───── Information supplied ─────

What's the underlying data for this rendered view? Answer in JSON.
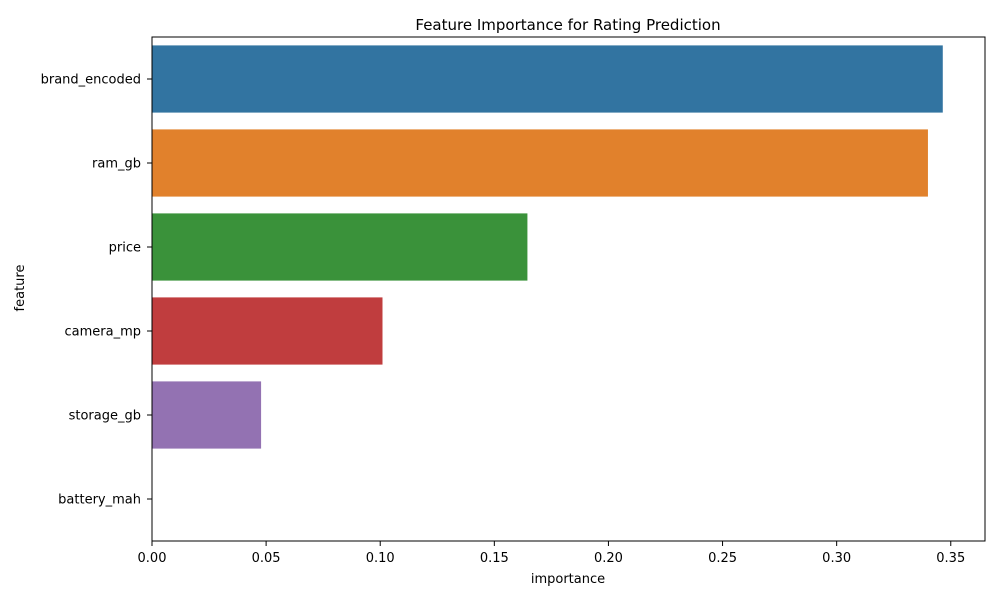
{
  "chart_data": {
    "type": "bar",
    "orientation": "horizontal",
    "title": "Feature Importance for Rating Prediction",
    "xlabel": "importance",
    "ylabel": "feature",
    "categories": [
      "brand_encoded",
      "ram_gb",
      "price",
      "camera_mp",
      "storage_gb",
      "battery_mah"
    ],
    "values": [
      0.3465,
      0.34,
      0.1645,
      0.101,
      0.0478,
      0.0
    ],
    "colors": [
      "#3274a1",
      "#e1812c",
      "#3a923a",
      "#c03d3e",
      "#9372b2",
      "#845b53"
    ],
    "xlim": [
      0,
      0.365
    ],
    "xticks": [
      0.0,
      0.05,
      0.1,
      0.15,
      0.2,
      0.25,
      0.3,
      0.35
    ],
    "xtick_labels": [
      "0.00",
      "0.05",
      "0.10",
      "0.15",
      "0.20",
      "0.25",
      "0.30",
      "0.35"
    ],
    "grid": false,
    "legend": "none"
  }
}
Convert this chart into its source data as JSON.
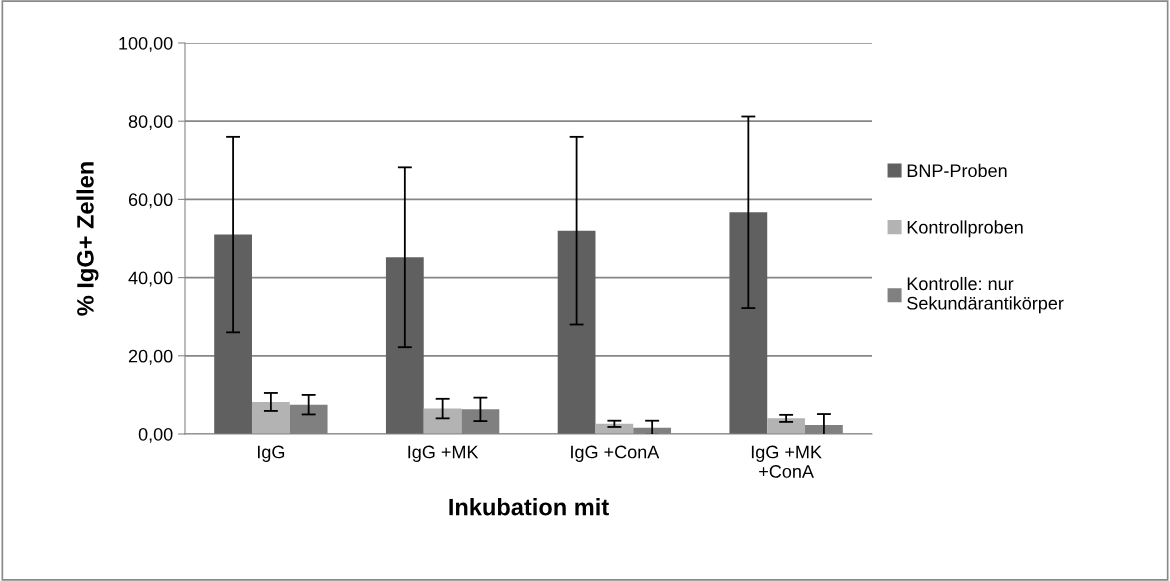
{
  "chart_data": {
    "type": "bar",
    "xlabel": "Inkubation mit",
    "ylabel": "% IgG+ Zellen",
    "categories": [
      "IgG",
      "IgG +MK",
      "IgG +ConA",
      "IgG +MK\n+ConA"
    ],
    "series": [
      {
        "name": "BNP-Proben",
        "color": "#606060",
        "values": [
          51.0,
          45.2,
          52.0,
          56.7
        ],
        "errors": [
          25.0,
          23.0,
          24.0,
          24.5
        ]
      },
      {
        "name": "Kontrollproben",
        "color": "#b3b3b3",
        "values": [
          8.2,
          6.5,
          2.6,
          4.0
        ],
        "errors": [
          2.3,
          2.5,
          0.8,
          0.9
        ]
      },
      {
        "name": "Kontrolle: nur\nSekundärantikörper",
        "color": "#808080",
        "values": [
          7.5,
          6.3,
          1.6,
          2.3
        ],
        "errors": [
          2.5,
          3.0,
          1.8,
          2.8
        ]
      }
    ],
    "ylim": [
      0,
      100
    ],
    "yticks": [
      {
        "value": 0,
        "label": "0,00"
      },
      {
        "value": 20,
        "label": "20,00"
      },
      {
        "value": 40,
        "label": "40,00"
      },
      {
        "value": 60,
        "label": "60,00"
      },
      {
        "value": 80,
        "label": "80,00"
      },
      {
        "value": 100,
        "label": "100,00"
      }
    ],
    "grid": "y",
    "legend": "right"
  }
}
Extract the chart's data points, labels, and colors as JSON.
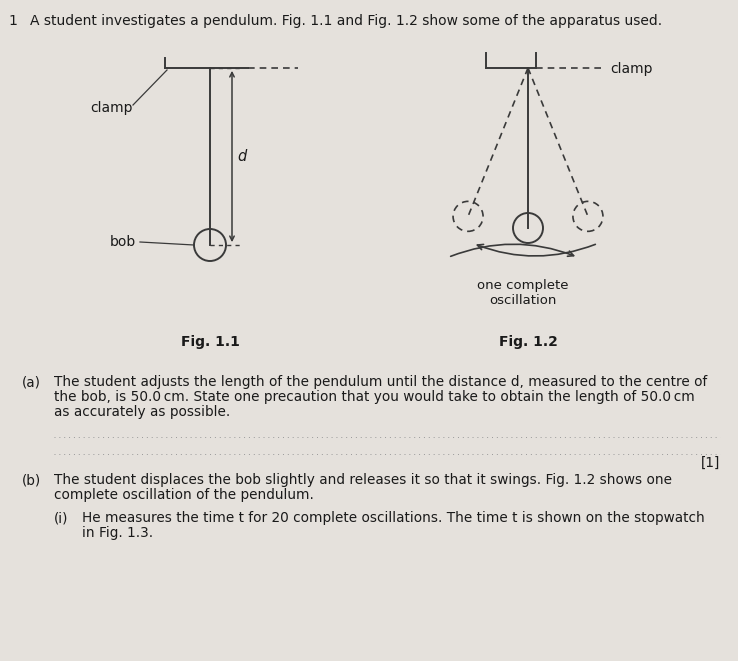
{
  "bg_color": "#e5e1dc",
  "text_color": "#1a1a1a",
  "line_color": "#3a3a3a",
  "title_number": "1",
  "title_text": "A student investigates a pendulum. Fig. 1.1 and Fig. 1.2 show some of the apparatus used.",
  "fig11_label": "Fig. 1.1",
  "fig12_label": "Fig. 1.2",
  "clamp_label_11": "clamp",
  "clamp_label_12": "clamp",
  "bob_label": "bob",
  "d_label": "d",
  "osc_label": "one complete\noscillation",
  "para_a_label": "(a)",
  "para_a_line1": "The student adjusts the length of the pendulum until the distance d, measured to the centre of",
  "para_a_line2": "the bob, is 50.0 cm. State one precaution that you would take to obtain the length of 50.0 cm",
  "para_a_line3": "as accurately as possible.",
  "mark_1": "[1]",
  "para_b_label": "(b)",
  "para_b_line1": "The student displaces the bob slightly and releases it so that it swings. Fig. 1.2 shows one",
  "para_b_line2": "complete oscillation of the pendulum.",
  "para_bi_label": "(i)",
  "para_bi_line1": "He measures the time t for 20 complete oscillations. The time t is shown on the stopwatch",
  "para_bi_line2": "in Fig. 1.3."
}
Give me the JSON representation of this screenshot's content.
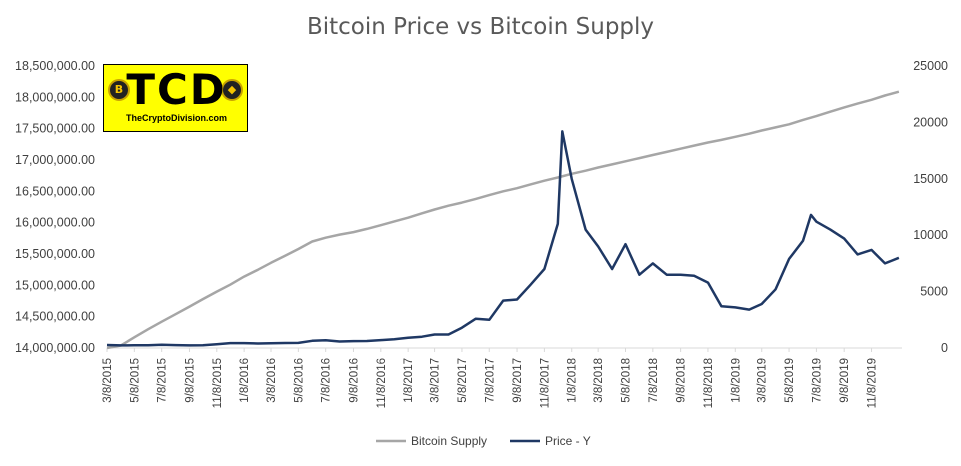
{
  "chart_data": {
    "type": "line",
    "title": "Bitcoin Price vs Bitcoin Supply",
    "legend_position": "bottom",
    "grid": false,
    "y_left": {
      "min": 14000000,
      "max": 18500000,
      "tick_labels": [
        "14,000,000.00",
        "14,500,000.00",
        "15,000,000.00",
        "15,500,000.00",
        "16,000,000.00",
        "16,500,000.00",
        "17,000,000.00",
        "17,500,000.00",
        "18,000,000.00",
        "18,500,000.00"
      ]
    },
    "y_right": {
      "min": 0,
      "max": 25000,
      "tick_labels": [
        "0",
        "5000",
        "10000",
        "15000",
        "20000",
        "25000"
      ]
    },
    "x_tick_labels": [
      "3/8/2015",
      "5/8/2015",
      "7/8/2015",
      "9/8/2015",
      "11/8/2015",
      "1/8/2016",
      "3/8/2016",
      "5/8/2016",
      "7/8/2016",
      "9/8/2016",
      "11/8/2016",
      "1/8/2017",
      "3/8/2017",
      "5/8/2017",
      "7/8/2017",
      "9/8/2017",
      "11/8/2017",
      "1/8/2018",
      "3/8/2018",
      "5/8/2018",
      "7/8/2018",
      "9/8/2018",
      "11/8/2018",
      "1/8/2019",
      "3/8/2019",
      "5/8/2019",
      "7/8/2019",
      "9/8/2019",
      "11/8/2019"
    ],
    "series": [
      {
        "name": "Bitcoin Supply",
        "color": "#a6a6a6",
        "axis": "left",
        "x": [
          "2015-03-08",
          "2015-04-08",
          "2015-05-08",
          "2015-06-08",
          "2015-07-08",
          "2015-08-08",
          "2015-09-08",
          "2015-10-08",
          "2015-11-08",
          "2015-12-08",
          "2016-01-08",
          "2016-02-08",
          "2016-03-08",
          "2016-04-08",
          "2016-05-08",
          "2016-06-08",
          "2016-07-08",
          "2016-08-08",
          "2016-09-08",
          "2016-10-08",
          "2016-11-08",
          "2016-12-08",
          "2017-01-08",
          "2017-02-08",
          "2017-03-08",
          "2017-04-08",
          "2017-05-08",
          "2017-06-08",
          "2017-07-08",
          "2017-08-08",
          "2017-09-08",
          "2017-10-08",
          "2017-11-08",
          "2017-12-08",
          "2018-01-08",
          "2018-02-08",
          "2018-03-08",
          "2018-04-08",
          "2018-05-08",
          "2018-06-08",
          "2018-07-08",
          "2018-08-08",
          "2018-09-08",
          "2018-10-08",
          "2018-11-08",
          "2018-12-08",
          "2019-01-08",
          "2019-02-08",
          "2019-03-08",
          "2019-04-08",
          "2019-05-08",
          "2019-06-08",
          "2019-07-08",
          "2019-08-08",
          "2019-09-08",
          "2019-10-08",
          "2019-11-08",
          "2019-12-08",
          "2020-01-08"
        ],
        "values": [
          14000000,
          14040000,
          14170000,
          14300000,
          14420000,
          14540000,
          14660000,
          14780000,
          14900000,
          15010000,
          15140000,
          15250000,
          15360000,
          15470000,
          15580000,
          15700000,
          15760000,
          15810000,
          15850000,
          15900000,
          15960000,
          16020000,
          16080000,
          16150000,
          16210000,
          16270000,
          16320000,
          16380000,
          16440000,
          16500000,
          16550000,
          16610000,
          16670000,
          16720000,
          16780000,
          16830000,
          16880000,
          16930000,
          16980000,
          17030000,
          17080000,
          17130000,
          17180000,
          17230000,
          17280000,
          17320000,
          17370000,
          17420000,
          17470000,
          17520000,
          17570000,
          17640000,
          17700000,
          17770000,
          17840000,
          17900000,
          17960000,
          18030000,
          18090000
        ]
      },
      {
        "name": "Price - Y",
        "color": "#1f3864",
        "axis": "right",
        "x": [
          "2015-03-08",
          "2015-04-08",
          "2015-05-08",
          "2015-06-08",
          "2015-07-08",
          "2015-08-08",
          "2015-09-08",
          "2015-10-08",
          "2015-11-08",
          "2015-12-08",
          "2016-01-08",
          "2016-02-08",
          "2016-03-08",
          "2016-04-08",
          "2016-05-08",
          "2016-06-08",
          "2016-07-08",
          "2016-08-08",
          "2016-09-08",
          "2016-10-08",
          "2016-11-08",
          "2016-12-08",
          "2017-01-08",
          "2017-02-08",
          "2017-03-08",
          "2017-04-08",
          "2017-05-08",
          "2017-06-08",
          "2017-07-08",
          "2017-08-08",
          "2017-09-08",
          "2017-10-08",
          "2017-11-08",
          "2017-12-08",
          "2017-12-18",
          "2018-01-08",
          "2018-02-08",
          "2018-03-08",
          "2018-04-08",
          "2018-05-08",
          "2018-06-08",
          "2018-07-08",
          "2018-08-08",
          "2018-09-08",
          "2018-10-08",
          "2018-11-08",
          "2018-12-08",
          "2019-01-08",
          "2019-02-08",
          "2019-03-08",
          "2019-04-08",
          "2019-05-08",
          "2019-06-08",
          "2019-06-26",
          "2019-07-08",
          "2019-08-08",
          "2019-09-08",
          "2019-10-08",
          "2019-11-08",
          "2019-12-08",
          "2020-01-08"
        ],
        "values": [
          270,
          230,
          240,
          240,
          280,
          260,
          230,
          240,
          330,
          430,
          430,
          400,
          420,
          440,
          450,
          640,
          680,
          580,
          610,
          620,
          700,
          780,
          900,
          1000,
          1200,
          1200,
          1800,
          2600,
          2500,
          4200,
          4300,
          5600,
          7000,
          11000,
          19200,
          15000,
          10500,
          9000,
          7000,
          9200,
          6500,
          7500,
          6500,
          6500,
          6400,
          5800,
          3700,
          3600,
          3400,
          3900,
          5200,
          7900,
          9500,
          11800,
          11200,
          10500,
          9700,
          8300,
          8700,
          7500,
          8000
        ]
      }
    ]
  },
  "logo": {
    "main_text": "TCD",
    "sub_text": "TheCryptoDivision.com"
  }
}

─────

Scan the material above for the word "this". Copy each line where it occurs.

What's the underlying data for this rendered view? Answer in JSON.
Convert this chart into its source data as JSON.
Give me the JSON representation of this screenshot's content.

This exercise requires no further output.